• PROBLEM REQUIREMENTS
Will you write out, word for word, every line from the one with "Output the text content of this document." to the final line of the data below, with the pictures left out?

[Source records]
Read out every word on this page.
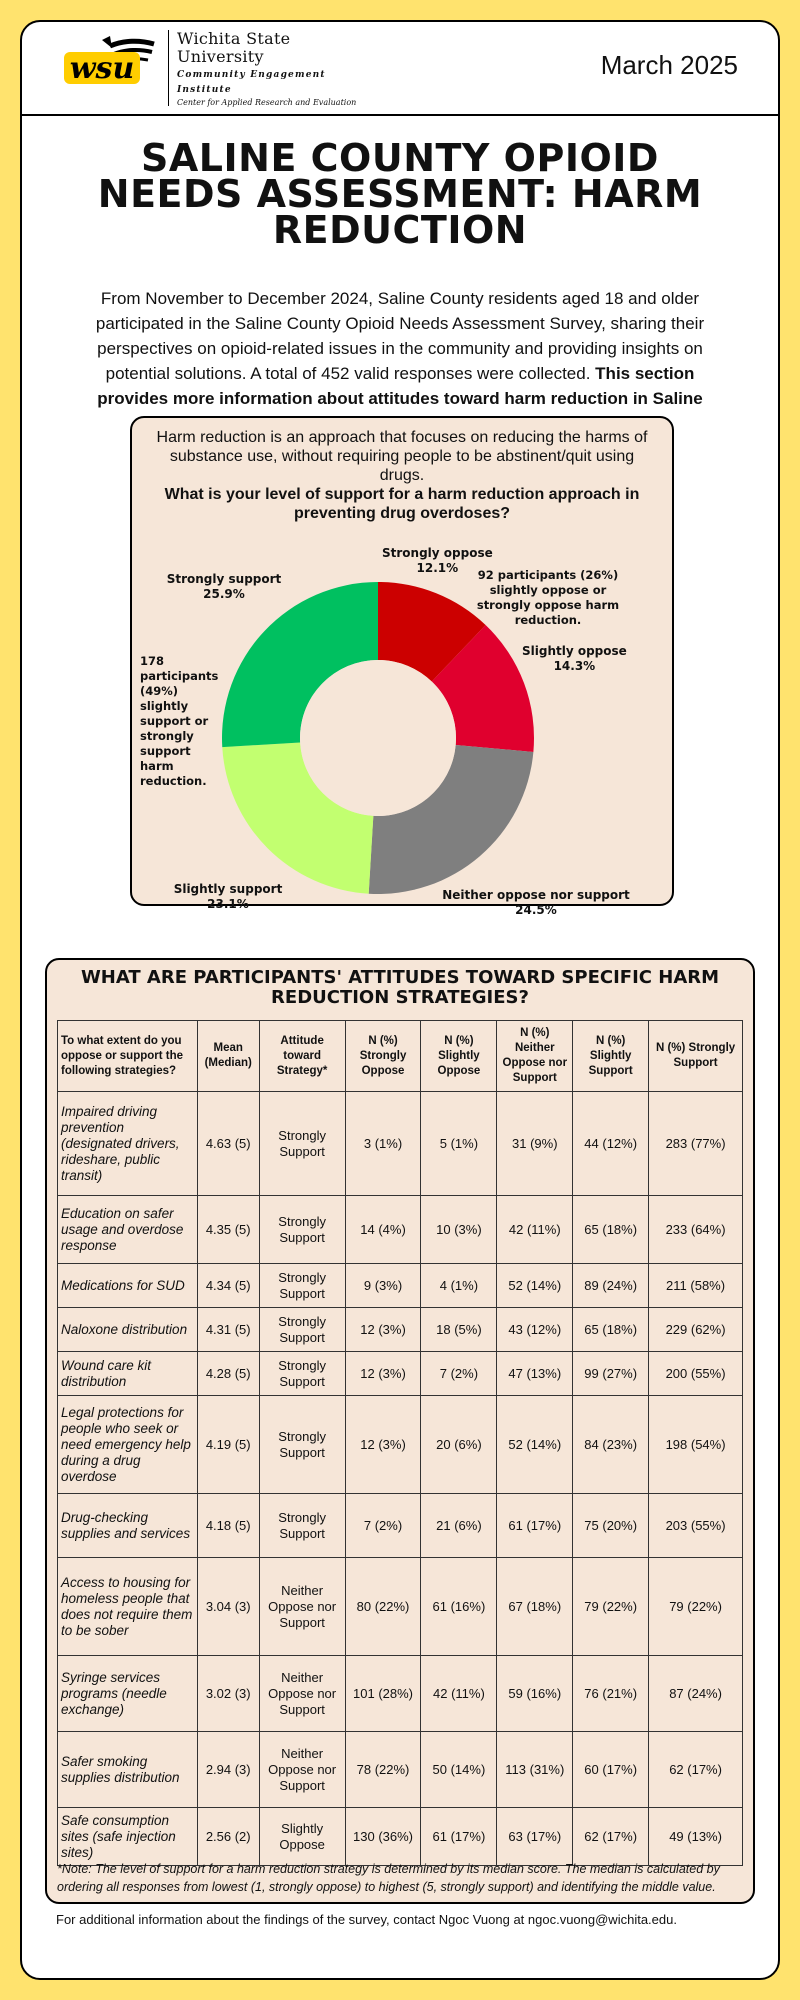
wsu
Wichita State
University
Community Engagement
Institute
Center for Applied Research and Evaluation
March 2025
SALINE COUNTY OPIOID NEEDS ASSESSMENT: HARM REDUCTION
From November to December 2024, Saline County residents aged 18 and older participated in the Saline County Opioid Needs Assessment Survey, sharing their perspectives on opioid-related issues in the community and providing insights on potential solutions. A total of 452 valid responses were collected. This section provides more information about attitudes toward harm reduction in Saline
Harm reduction is an approach that focuses on reducing the harms of substance use, without requiring people to be abstinent/quit using drugs.
What is your level of support for a harm reduction approach in preventing drug overdoses?
Strongly oppose
12.1%
Slightly oppose
14.3%
Neither oppose nor support
24.5%
Slightly support
23.1%
Strongly support
25.9%
92 participants (26%) slightly oppose or strongly oppose harm reduction.
178 participants (49%) slightly support or strongly support harm reduction.
WHAT ARE PARTICIPANTS' ATTITUDES TOWARD SPECIFIC HARM REDUCTION STRATEGIES?
To what extent do you oppose or support the following strategies?	Mean (Median)	Attitude toward Strategy*	N (%) Strongly Oppose	N (%) Slightly Oppose	N (%) Neither Oppose nor Support	N (%) Slightly Support	N (%) Strongly Support
Impaired driving prevention (designated drivers, rideshare, public transit)	4.63 (5)	Strongly Support	3 (1%)	5 (1%)	31 (9%)	44 (12%)	283 (77%)
Education on safer usage and overdose response	4.35 (5)	Strongly Support	14 (4%)	10 (3%)	42 (11%)	65 (18%)	233 (64%)
Medications for SUD	4.34 (5)	Strongly Support	9 (3%)	4 (1%)	52 (14%)	89 (24%)	211 (58%)
Naloxone distribution	4.31 (5)	Strongly Support	12 (3%)	18 (5%)	43 (12%)	65 (18%)	229 (62%)
Wound care kit distribution	4.28 (5)	Strongly Support	12 (3%)	7 (2%)	47 (13%)	99 (27%)	200 (55%)
Legal protections for people who seek or need emergency help during a drug overdose	4.19 (5)	Strongly Support	12 (3%)	20 (6%)	52 (14%)	84 (23%)	198 (54%)
Drug-checking supplies and services	4.18 (5)	Strongly Support	7 (2%)	21 (6%)	61 (17%)	75 (20%)	203 (55%)
Access to housing for homeless people that does not require them to be sober	3.04 (3)	Neither Oppose nor Support	80 (22%)	61 (16%)	67 (18%)	79 (22%)	79 (22%)
Syringe services programs (needle exchange)	3.02 (3)	Neither Oppose nor Support	101 (28%)	42 (11%)	59 (16%)	76 (21%)	87 (24%)
Safer smoking supplies distribution	2.94 (3)	Neither Oppose nor Support	78 (22%)	50 (14%)	113 (31%)	60 (17%)	62 (17%)
Safe consumption sites (safe injection sites)	2.56 (2)	Slightly Oppose	130 (36%)	61 (17%)	63 (17%)	62 (17%)	49 (13%)
*Note: The level of support for a harm reduction strategy is determined by its median score. The median is calculated by ordering all responses from lowest (1, strongly oppose) to highest (5, strongly support) and identifying the middle value.
For additional information about the findings of the survey, contact Ngoc Vuong at ngoc.vuong@wichita.edu.
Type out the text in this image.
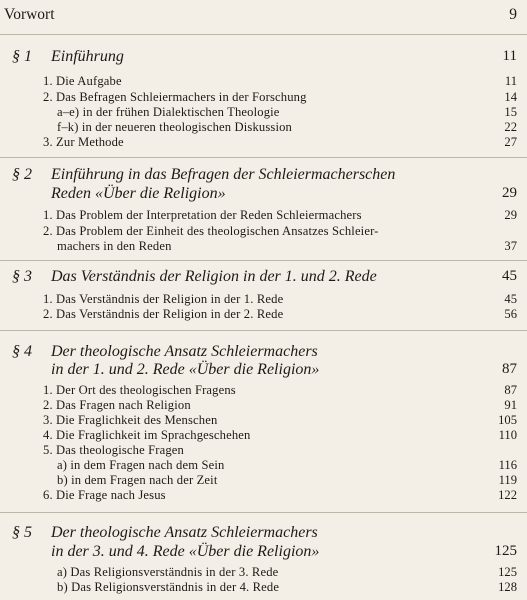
Vorwort	9
§ 1 Einführung	11
1. Die Aufgabe	11
2. Das Befragen Schleiermachers in der Forschung	14
a–e) in der frühen Dialektischen Theologie	15
f–k) in der neueren theologischen Diskussion	22
3. Zur Methode	27
§ 2 Einführung in das Befragen der Schleiermacherschen
Reden «Über die Religion»	29
1. Das Problem der Interpretation der Reden Schleiermachers	29
2. Das Problem der Einheit des theologischen Ansatzes Schleier-
machers in den Reden	37
§ 3 Das Verständnis der Religion in der 1. und 2. Rede	45
1. Das Verständnis der Religion in der 1. Rede	45
2. Das Verständnis der Religion in der 2. Rede	56
§ 4 Der theologische Ansatz Schleiermachers
in der 1. und 2. Rede «Über die Religion»	87
1. Der Ort des theologischen Fragens	87
2. Das Fragen nach Religion	91
3. Die Fraglichkeit des Menschen	105
4. Die Fraglichkeit im Sprachgeschehen	110
5. Das theologische Fragen
a) in dem Fragen nach dem Sein	116
b) in dem Fragen nach der Zeit	119
6. Die Frage nach Jesus	122
§ 5 Der theologische Ansatz Schleiermachers
in der 3. und 4. Rede «Über die Religion»	125
a) Das Religionsverständnis in der 3. Rede	125
b) Das Religionsverständnis in der 4. Rede	128
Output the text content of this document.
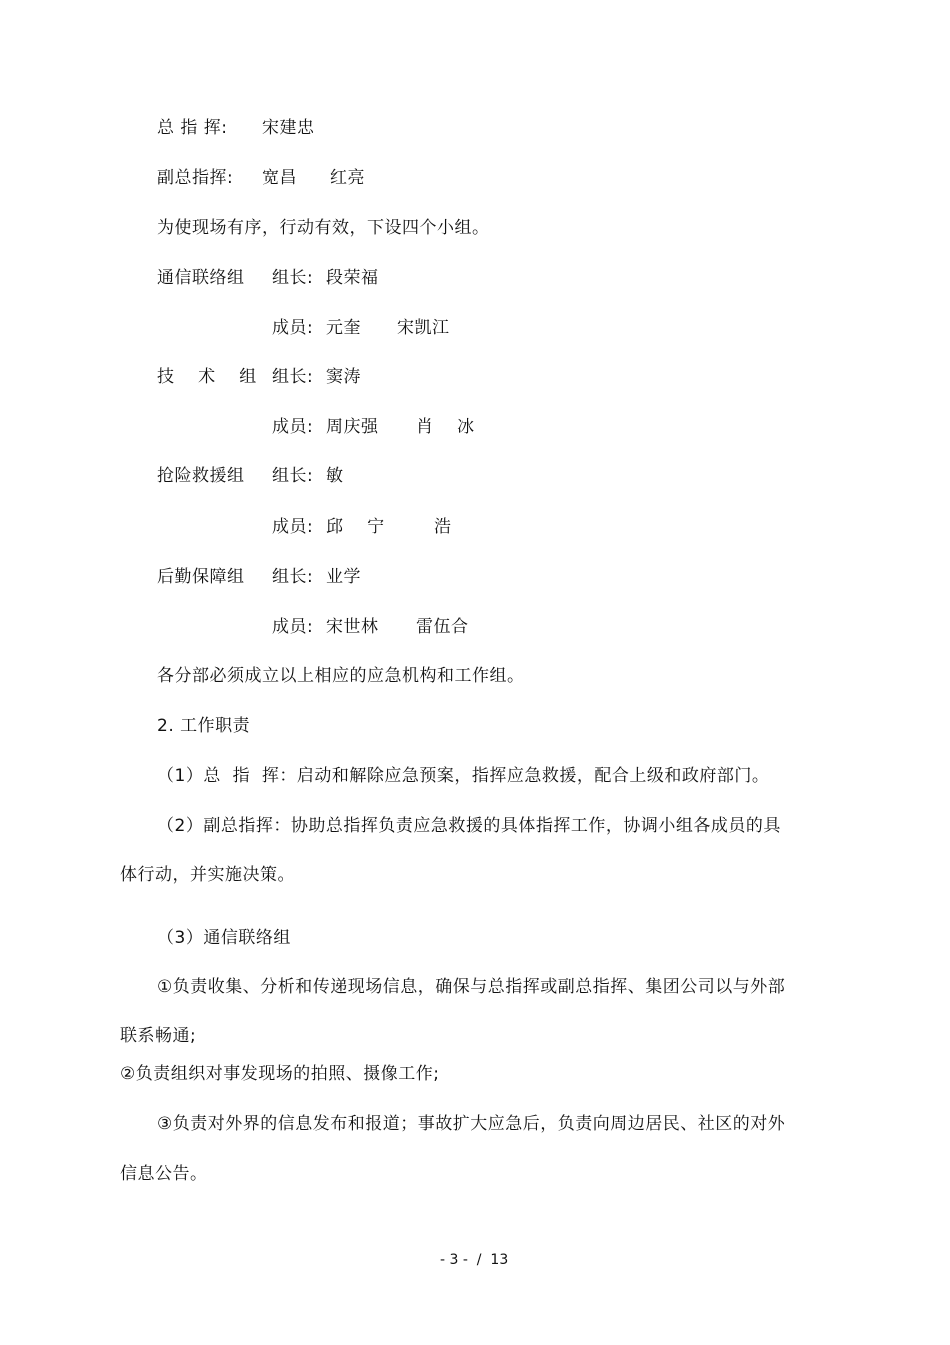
总 指 挥: 宋建忠
副总指挥: 宽昌 红亮
为使现场有序，行动有效，下设四个小组。
通信联络组 组长: 段荣福
成员: 元奎 宋凯江
技    术    组 组长: 窦涛
成员: 周庆强 肖    冰
抢险救援组 组长: 敏
成员: 邱    宁	浩
后勤保障组 组长: 业学
成员: 宋世林 雷伍合
各分部必须成立以上相应的应急机构和工作组。
2. 工作职责
（1）总  指  挥：启动和解除应急预案，指挥应急救援，配合上级和政府部门。
（2）副总指挥：协助总指挥负责应急救援的具体指挥工作，协调小组各成员的具
体行动，并实施决策。
（3）通信联络组
①负责收集、分析和传递现场信息，确保与总指挥或副总指挥、集团公司以与外部
联系畅通;
②负责组织对事发现场的拍照、摄像工作;
③负责对外界的信息发布和报道；事故扩大应急后，负责向周边居民、社区的对外
信息公告。
- 3 -  /  13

• EXERCISE ANSWER
Output the text content of this document.
总 指 挥: 宋建忠
副总指挥: 宽昌 红亮
为使现场有序，行动有效，下设四个小组。
通信联络组 组长: 段荣福
成员: 元奎 宋凯江
技    术    组 组长: 窦涛
成员: 周庆强 肖    冰
抢险救援组 组长: 敏
成员: 邱    宁	浩
后勤保障组 组长: 业学
成员: 宋世林 雷伍合
各分部必须成立以上相应的应急机构和工作组。
2. 工作职责
（1）总  指  挥：启动和解除应急预案，指挥应急救援，配合上级和政府部门。
（2）副总指挥：协助总指挥负责应急救援的具体指挥工作，协调小组各成员的具
体行动，并实施决策。
（3）通信联络组
①负责收集、分析和传递现场信息，确保与总指挥或副总指挥、集团公司以与外部
联系畅通;
②负责组织对事发现场的拍照、摄像工作;
③负责对外界的信息发布和报道；事故扩大应急后，负责向周边居民、社区的对外
信息公告。
- 3 -  /  13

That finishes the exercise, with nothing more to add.